→ **Saved entries**
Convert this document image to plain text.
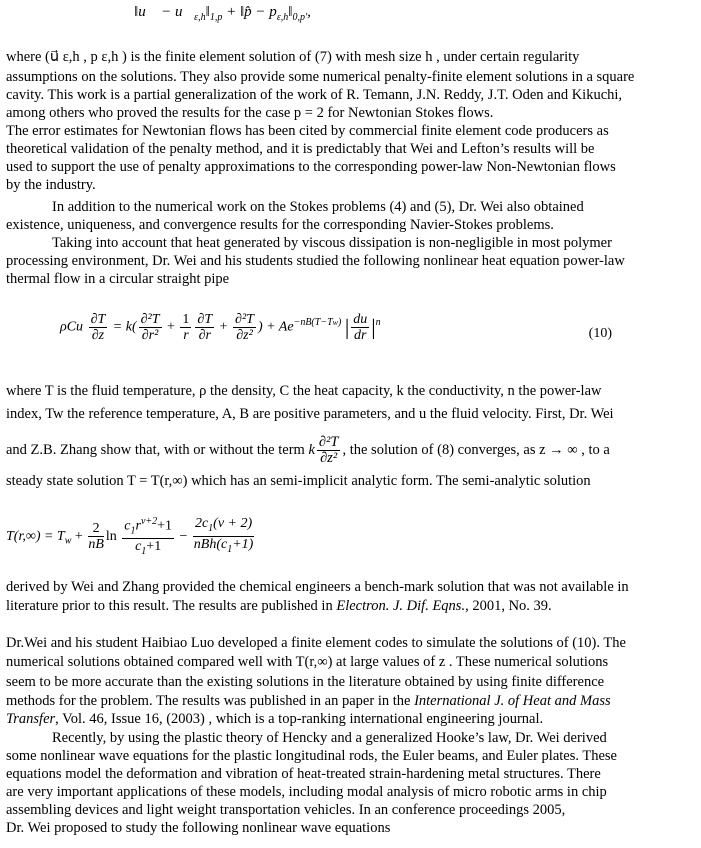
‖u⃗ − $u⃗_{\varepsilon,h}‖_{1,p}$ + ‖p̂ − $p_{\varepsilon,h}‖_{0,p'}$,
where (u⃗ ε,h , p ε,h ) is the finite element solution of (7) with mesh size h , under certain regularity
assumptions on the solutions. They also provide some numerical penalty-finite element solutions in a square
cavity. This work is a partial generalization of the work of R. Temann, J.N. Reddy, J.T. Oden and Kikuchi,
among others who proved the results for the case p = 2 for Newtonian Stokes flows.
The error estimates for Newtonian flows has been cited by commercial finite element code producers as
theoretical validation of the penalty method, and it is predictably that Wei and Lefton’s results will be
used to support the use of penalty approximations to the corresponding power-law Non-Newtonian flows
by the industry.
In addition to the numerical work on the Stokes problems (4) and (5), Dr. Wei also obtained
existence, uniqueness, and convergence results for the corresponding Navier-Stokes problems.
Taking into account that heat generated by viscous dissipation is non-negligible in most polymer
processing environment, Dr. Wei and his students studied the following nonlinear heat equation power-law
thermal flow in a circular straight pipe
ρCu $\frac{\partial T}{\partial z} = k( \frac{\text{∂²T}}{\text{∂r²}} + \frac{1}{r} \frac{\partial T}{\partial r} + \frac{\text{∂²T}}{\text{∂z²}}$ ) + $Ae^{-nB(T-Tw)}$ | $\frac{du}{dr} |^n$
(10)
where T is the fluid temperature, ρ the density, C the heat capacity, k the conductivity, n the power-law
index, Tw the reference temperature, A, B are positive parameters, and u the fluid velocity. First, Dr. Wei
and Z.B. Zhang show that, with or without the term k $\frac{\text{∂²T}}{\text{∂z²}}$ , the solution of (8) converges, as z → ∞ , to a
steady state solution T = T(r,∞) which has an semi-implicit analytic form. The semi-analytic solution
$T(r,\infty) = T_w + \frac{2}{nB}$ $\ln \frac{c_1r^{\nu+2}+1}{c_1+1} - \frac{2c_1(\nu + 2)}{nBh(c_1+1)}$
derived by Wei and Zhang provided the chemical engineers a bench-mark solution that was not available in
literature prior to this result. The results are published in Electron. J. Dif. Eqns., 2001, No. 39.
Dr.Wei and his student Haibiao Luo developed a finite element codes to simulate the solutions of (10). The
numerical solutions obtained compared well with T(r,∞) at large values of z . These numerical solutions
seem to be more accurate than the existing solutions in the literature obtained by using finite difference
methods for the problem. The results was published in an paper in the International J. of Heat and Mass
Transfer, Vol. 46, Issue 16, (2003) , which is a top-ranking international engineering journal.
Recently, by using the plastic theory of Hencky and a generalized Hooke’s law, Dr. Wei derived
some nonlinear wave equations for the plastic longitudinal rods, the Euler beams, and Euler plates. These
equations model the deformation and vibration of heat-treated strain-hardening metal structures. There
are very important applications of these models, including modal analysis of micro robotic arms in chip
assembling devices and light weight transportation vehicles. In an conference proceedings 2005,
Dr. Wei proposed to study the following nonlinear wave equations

---

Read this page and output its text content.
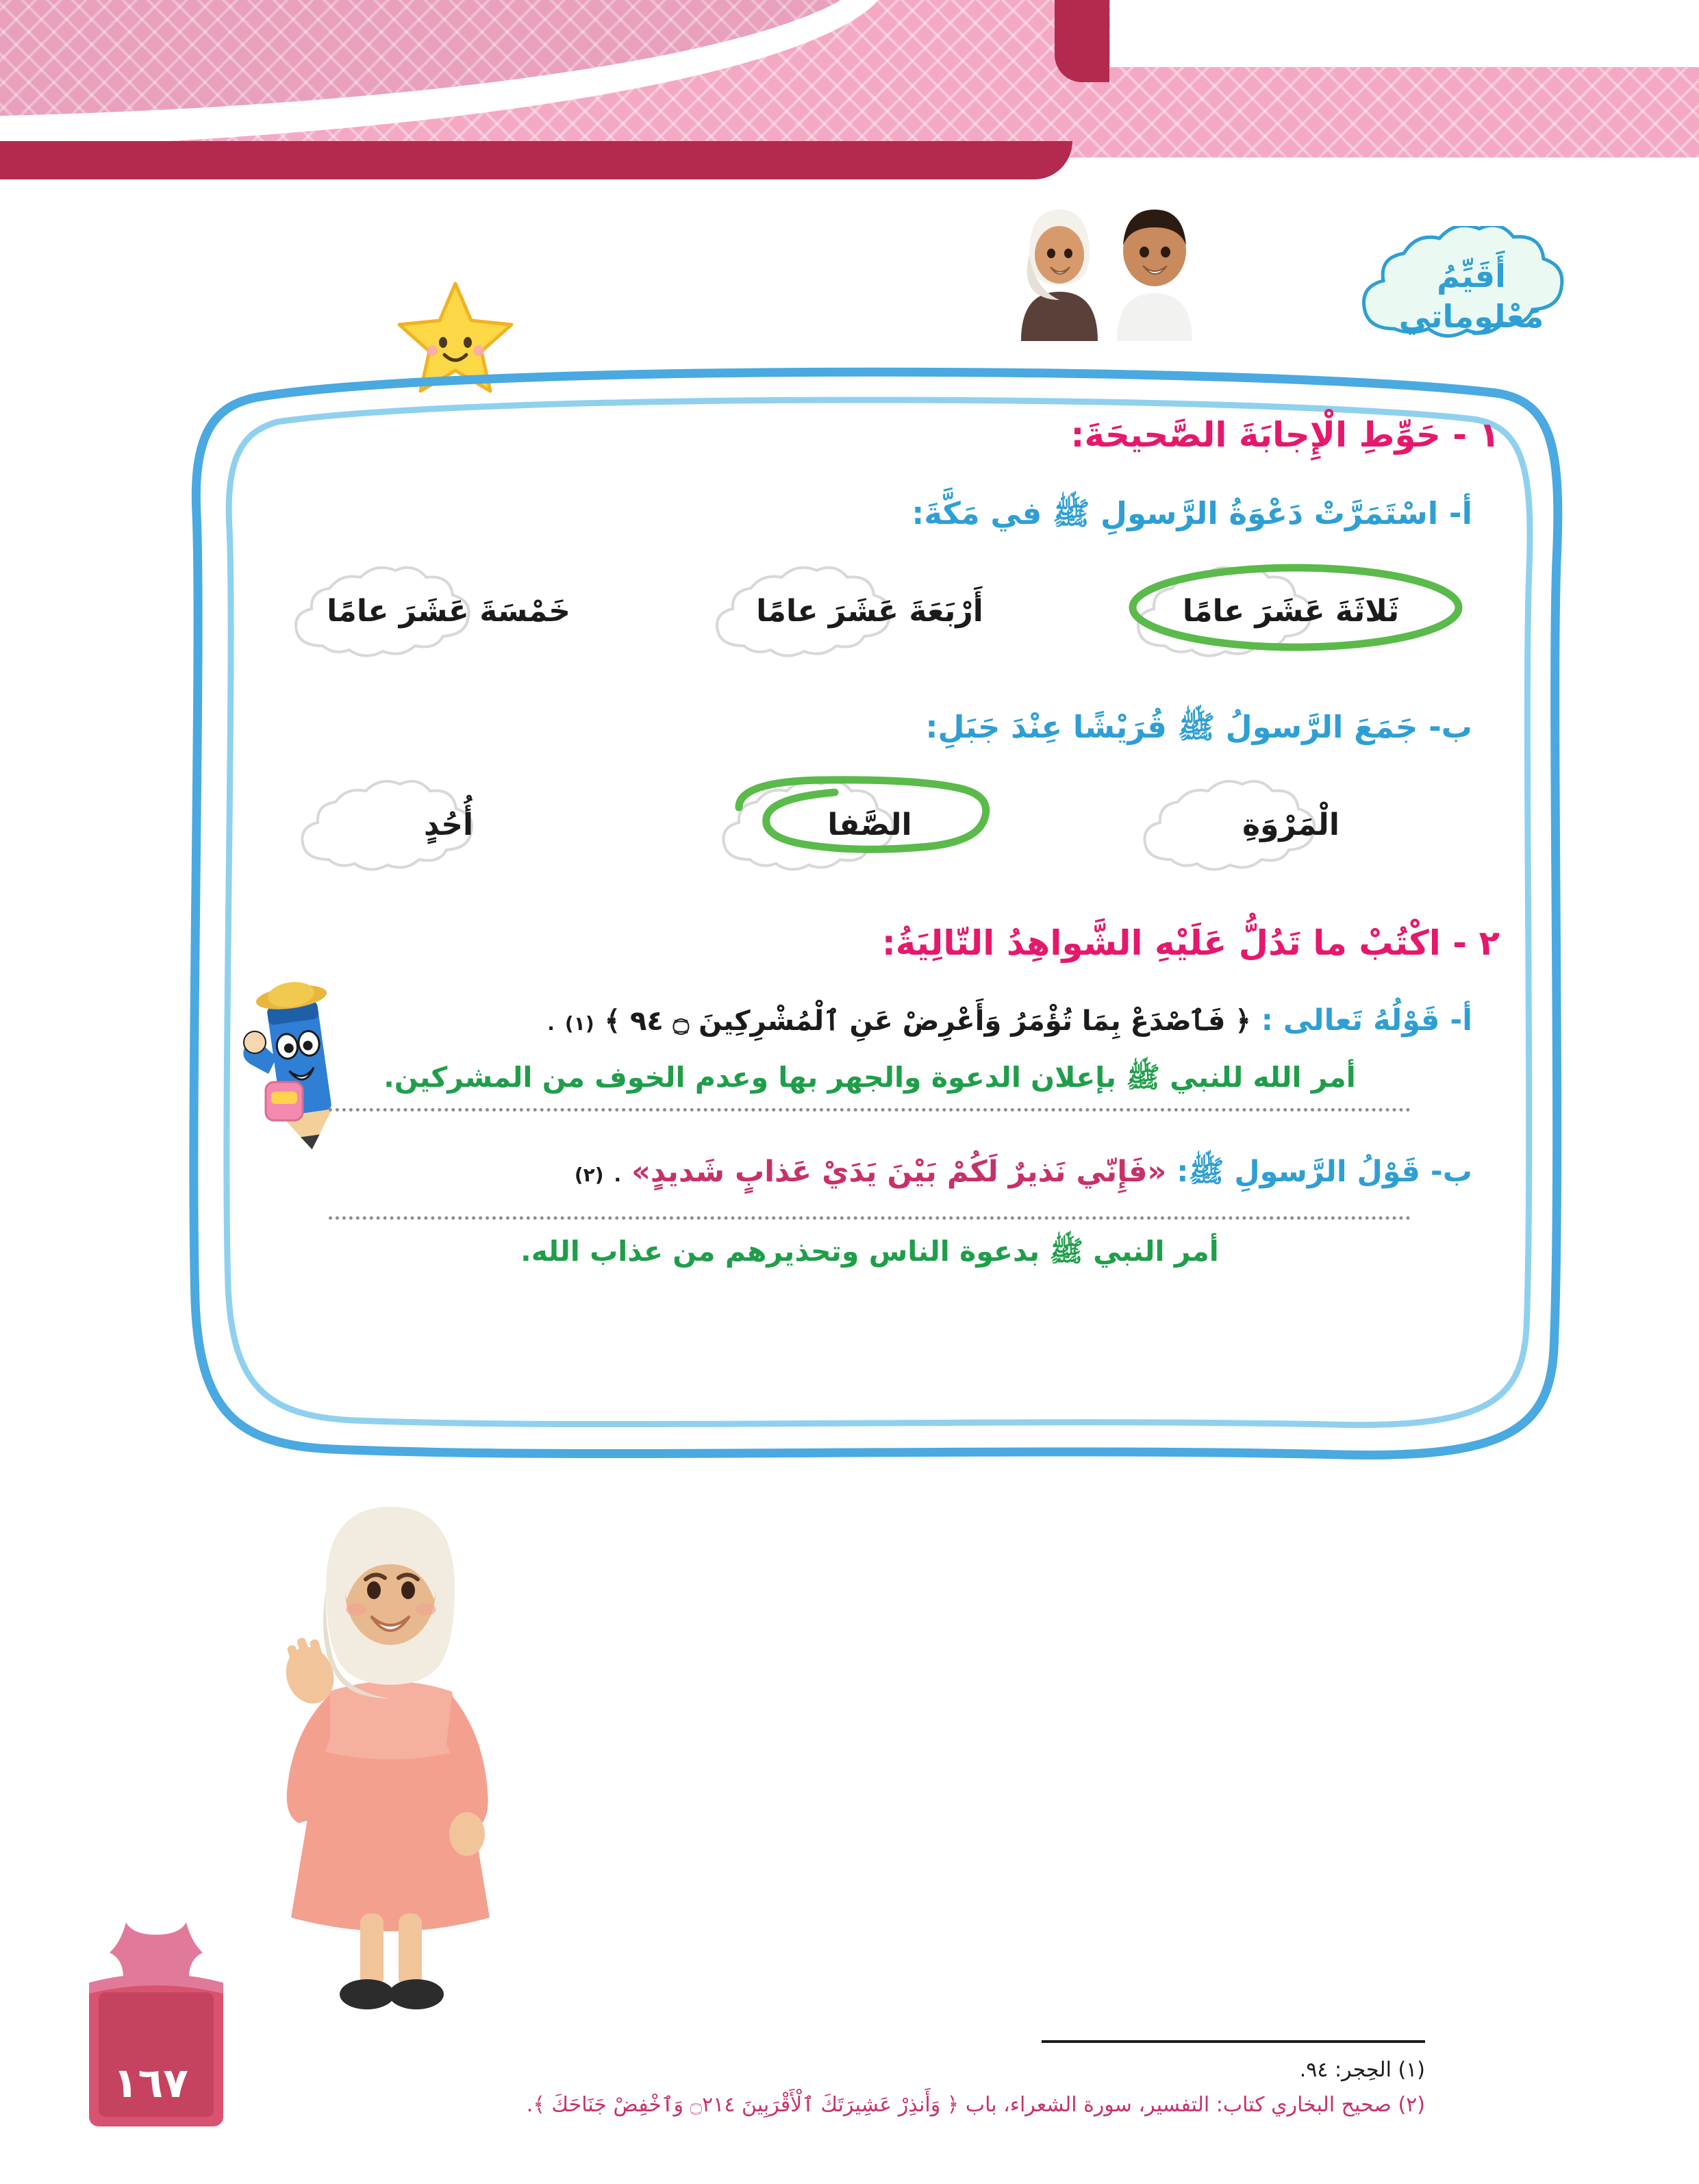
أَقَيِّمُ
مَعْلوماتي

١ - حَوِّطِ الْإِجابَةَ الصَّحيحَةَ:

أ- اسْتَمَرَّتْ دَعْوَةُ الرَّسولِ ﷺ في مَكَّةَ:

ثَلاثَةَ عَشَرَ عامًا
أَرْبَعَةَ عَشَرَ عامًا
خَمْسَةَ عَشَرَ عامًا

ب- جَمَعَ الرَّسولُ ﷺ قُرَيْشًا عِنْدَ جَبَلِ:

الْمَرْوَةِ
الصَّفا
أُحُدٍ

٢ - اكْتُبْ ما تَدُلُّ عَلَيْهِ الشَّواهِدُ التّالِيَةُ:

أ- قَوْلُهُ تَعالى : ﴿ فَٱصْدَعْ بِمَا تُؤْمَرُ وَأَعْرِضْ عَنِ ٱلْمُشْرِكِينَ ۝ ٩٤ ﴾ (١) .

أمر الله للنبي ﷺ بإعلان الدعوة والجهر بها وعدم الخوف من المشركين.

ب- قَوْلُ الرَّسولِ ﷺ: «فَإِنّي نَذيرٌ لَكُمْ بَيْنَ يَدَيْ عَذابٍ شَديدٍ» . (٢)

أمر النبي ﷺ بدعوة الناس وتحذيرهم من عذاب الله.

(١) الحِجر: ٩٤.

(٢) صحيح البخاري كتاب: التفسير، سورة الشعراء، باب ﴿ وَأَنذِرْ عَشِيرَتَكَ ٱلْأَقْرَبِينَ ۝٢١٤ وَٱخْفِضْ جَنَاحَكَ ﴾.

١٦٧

→ **WHAT TO DO**
In the records above, locate the lines holding the word "literature". Copy each of them.

→ **REPLY TO THE TASK**
literature prior to this result. The results are published in Electron. J. Dif. Eqns., 2001, No. 39.
seem to be more accurate than the existing solutions in the literature obtained by using finite difference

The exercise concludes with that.